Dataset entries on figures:
....
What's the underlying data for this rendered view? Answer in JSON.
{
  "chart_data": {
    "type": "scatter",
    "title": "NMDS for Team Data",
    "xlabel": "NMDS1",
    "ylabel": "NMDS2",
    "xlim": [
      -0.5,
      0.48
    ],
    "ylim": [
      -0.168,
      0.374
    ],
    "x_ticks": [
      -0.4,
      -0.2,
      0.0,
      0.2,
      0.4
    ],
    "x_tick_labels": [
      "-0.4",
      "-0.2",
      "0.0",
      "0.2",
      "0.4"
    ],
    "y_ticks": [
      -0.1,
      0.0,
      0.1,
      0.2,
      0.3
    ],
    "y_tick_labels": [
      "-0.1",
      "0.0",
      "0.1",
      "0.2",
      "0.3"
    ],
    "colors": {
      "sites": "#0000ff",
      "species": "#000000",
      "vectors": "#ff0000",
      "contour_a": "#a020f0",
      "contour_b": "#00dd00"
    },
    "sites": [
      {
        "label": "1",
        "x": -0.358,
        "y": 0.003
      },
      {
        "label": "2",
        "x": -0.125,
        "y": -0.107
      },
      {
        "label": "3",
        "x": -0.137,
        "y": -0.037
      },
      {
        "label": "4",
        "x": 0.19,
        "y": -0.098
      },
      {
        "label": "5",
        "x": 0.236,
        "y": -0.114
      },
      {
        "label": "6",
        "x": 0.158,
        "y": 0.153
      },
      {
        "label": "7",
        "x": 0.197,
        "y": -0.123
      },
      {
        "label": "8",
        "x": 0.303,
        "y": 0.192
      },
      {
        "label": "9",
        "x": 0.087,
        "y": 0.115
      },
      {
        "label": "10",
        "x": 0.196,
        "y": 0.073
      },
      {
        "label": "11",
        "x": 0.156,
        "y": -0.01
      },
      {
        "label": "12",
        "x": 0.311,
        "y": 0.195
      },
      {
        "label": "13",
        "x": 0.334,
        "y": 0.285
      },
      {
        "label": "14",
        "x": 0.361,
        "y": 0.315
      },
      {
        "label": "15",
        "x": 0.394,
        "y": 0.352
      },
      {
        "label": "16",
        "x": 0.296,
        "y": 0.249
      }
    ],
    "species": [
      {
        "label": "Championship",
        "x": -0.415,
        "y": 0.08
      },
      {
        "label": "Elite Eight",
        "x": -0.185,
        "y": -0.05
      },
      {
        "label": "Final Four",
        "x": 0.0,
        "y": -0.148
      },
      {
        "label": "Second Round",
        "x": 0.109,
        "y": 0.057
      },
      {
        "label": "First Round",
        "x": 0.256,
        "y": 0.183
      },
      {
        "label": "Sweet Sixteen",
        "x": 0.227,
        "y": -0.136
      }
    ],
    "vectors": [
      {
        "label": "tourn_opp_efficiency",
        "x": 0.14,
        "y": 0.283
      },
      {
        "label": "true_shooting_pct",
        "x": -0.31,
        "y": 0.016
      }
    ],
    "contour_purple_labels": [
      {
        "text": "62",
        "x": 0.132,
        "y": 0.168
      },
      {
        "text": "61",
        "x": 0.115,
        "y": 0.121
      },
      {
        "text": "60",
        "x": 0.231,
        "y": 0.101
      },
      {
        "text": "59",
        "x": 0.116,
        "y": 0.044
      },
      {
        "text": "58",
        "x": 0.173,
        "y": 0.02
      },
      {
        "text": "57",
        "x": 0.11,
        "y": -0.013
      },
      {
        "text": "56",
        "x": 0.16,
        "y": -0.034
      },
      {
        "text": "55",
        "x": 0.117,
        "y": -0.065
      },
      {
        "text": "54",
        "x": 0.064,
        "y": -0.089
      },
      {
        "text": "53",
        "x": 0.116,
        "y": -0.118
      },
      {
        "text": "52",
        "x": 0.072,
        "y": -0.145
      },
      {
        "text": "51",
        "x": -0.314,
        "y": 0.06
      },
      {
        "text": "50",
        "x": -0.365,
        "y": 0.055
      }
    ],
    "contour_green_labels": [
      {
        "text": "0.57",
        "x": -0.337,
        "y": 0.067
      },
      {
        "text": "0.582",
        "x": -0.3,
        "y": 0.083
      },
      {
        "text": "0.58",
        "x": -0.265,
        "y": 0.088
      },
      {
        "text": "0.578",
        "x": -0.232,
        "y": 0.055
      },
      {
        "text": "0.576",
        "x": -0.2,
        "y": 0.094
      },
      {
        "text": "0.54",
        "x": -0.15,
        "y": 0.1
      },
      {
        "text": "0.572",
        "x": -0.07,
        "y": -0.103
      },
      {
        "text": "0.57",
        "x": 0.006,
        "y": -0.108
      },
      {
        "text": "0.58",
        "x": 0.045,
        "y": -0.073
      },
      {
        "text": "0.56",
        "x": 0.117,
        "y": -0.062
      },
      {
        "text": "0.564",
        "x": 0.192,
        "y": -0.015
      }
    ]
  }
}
....
§ **INSTRUCTION**
Quote all the records exactly, please, leaving none out.

§ **SOLUTION FOR THIS EXERCISE**
What's the underlying data for this rendered view? Answer in JSON.
{
  "chart_data": {
    "type": "scatter",
    "title": "NMDS for Team Data",
    "xlabel": "NMDS1",
    "ylabel": "NMDS2",
    "xlim": [
      -0.5,
      0.48
    ],
    "ylim": [
      -0.168,
      0.374
    ],
    "x_ticks": [
      -0.4,
      -0.2,
      0.0,
      0.2,
      0.4
    ],
    "x_tick_labels": [
      "-0.4",
      "-0.2",
      "0.0",
      "0.2",
      "0.4"
    ],
    "y_ticks": [
      -0.1,
      0.0,
      0.1,
      0.2,
      0.3
    ],
    "y_tick_labels": [
      "-0.1",
      "0.0",
      "0.1",
      "0.2",
      "0.3"
    ],
    "colors": {
      "sites": "#0000ff",
      "species": "#000000",
      "vectors": "#ff0000",
      "contour_a": "#a020f0",
      "contour_b": "#00dd00"
    },
    "sites": [
      {
        "label": "1",
        "x": -0.358,
        "y": 0.003
      },
      {
        "label": "2",
        "x": -0.125,
        "y": -0.107
      },
      {
        "label": "3",
        "x": -0.137,
        "y": -0.037
      },
      {
        "label": "4",
        "x": 0.19,
        "y": -0.098
      },
      {
        "label": "5",
        "x": 0.236,
        "y": -0.114
      },
      {
        "label": "6",
        "x": 0.158,
        "y": 0.153
      },
      {
        "label": "7",
        "x": 0.197,
        "y": -0.123
      },
      {
        "label": "8",
        "x": 0.303,
        "y": 0.192
      },
      {
        "label": "9",
        "x": 0.087,
        "y": 0.115
      },
      {
        "label": "10",
        "x": 0.196,
        "y": 0.073
      },
      {
        "label": "11",
        "x": 0.156,
        "y": -0.01
      },
      {
        "label": "12",
        "x": 0.311,
        "y": 0.195
      },
      {
        "label": "13",
        "x": 0.334,
        "y": 0.285
      },
      {
        "label": "14",
        "x": 0.361,
        "y": 0.315
      },
      {
        "label": "15",
        "x": 0.394,
        "y": 0.352
      },
      {
        "label": "16",
        "x": 0.296,
        "y": 0.249
      }
    ],
    "species": [
      {
        "label": "Championship",
        "x": -0.415,
        "y": 0.08
      },
      {
        "label": "Elite Eight",
        "x": -0.185,
        "y": -0.05
      },
      {
        "label": "Final Four",
        "x": 0.0,
        "y": -0.148
      },
      {
        "label": "Second Round",
        "x": 0.109,
        "y": 0.057
      },
      {
        "label": "First Round",
        "x": 0.256,
        "y": 0.183
      },
      {
        "label": "Sweet Sixteen",
        "x": 0.227,
        "y": -0.136
      }
    ],
    "vectors": [
      {
        "label": "tourn_opp_efficiency",
        "x": 0.14,
        "y": 0.283
      },
      {
        "label": "true_shooting_pct",
        "x": -0.31,
        "y": 0.016
      }
    ],
    "contour_purple_labels": [
      {
        "text": "62",
        "x": 0.132,
        "y": 0.168
      },
      {
        "text": "61",
        "x": 0.115,
        "y": 0.121
      },
      {
        "text": "60",
        "x": 0.231,
        "y": 0.101
      },
      {
        "text": "59",
        "x": 0.116,
        "y": 0.044
      },
      {
        "text": "58",
        "x": 0.173,
        "y": 0.02
      },
      {
        "text": "57",
        "x": 0.11,
        "y": -0.013
      },
      {
        "text": "56",
        "x": 0.16,
        "y": -0.034
      },
      {
        "text": "55",
        "x": 0.117,
        "y": -0.065
      },
      {
        "text": "54",
        "x": 0.064,
        "y": -0.089
      },
      {
        "text": "53",
        "x": 0.116,
        "y": -0.118
      },
      {
        "text": "52",
        "x": 0.072,
        "y": -0.145
      },
      {
        "text": "51",
        "x": -0.314,
        "y": 0.06
      },
      {
        "text": "50",
        "x": -0.365,
        "y": 0.055
      }
    ],
    "contour_green_labels": [
      {
        "text": "0.57",
        "x": -0.337,
        "y": 0.067
      },
      {
        "text": "0.582",
        "x": -0.3,
        "y": 0.083
      },
      {
        "text": "0.58",
        "x": -0.265,
        "y": 0.088
      },
      {
        "text": "0.578",
        "x": -0.232,
        "y": 0.055
      },
      {
        "text": "0.576",
        "x": -0.2,
        "y": 0.094
      },
      {
        "text": "0.54",
        "x": -0.15,
        "y": 0.1
      },
      {
        "text": "0.572",
        "x": -0.07,
        "y": -0.103
      },
      {
        "text": "0.57",
        "x": 0.006,
        "y": -0.108
      },
      {
        "text": "0.58",
        "x": 0.045,
        "y": -0.073
      },
      {
        "text": "0.56",
        "x": 0.117,
        "y": -0.062
      },
      {
        "text": "0.564",
        "x": 0.192,
        "y": -0.015
      }
    ]
  }
}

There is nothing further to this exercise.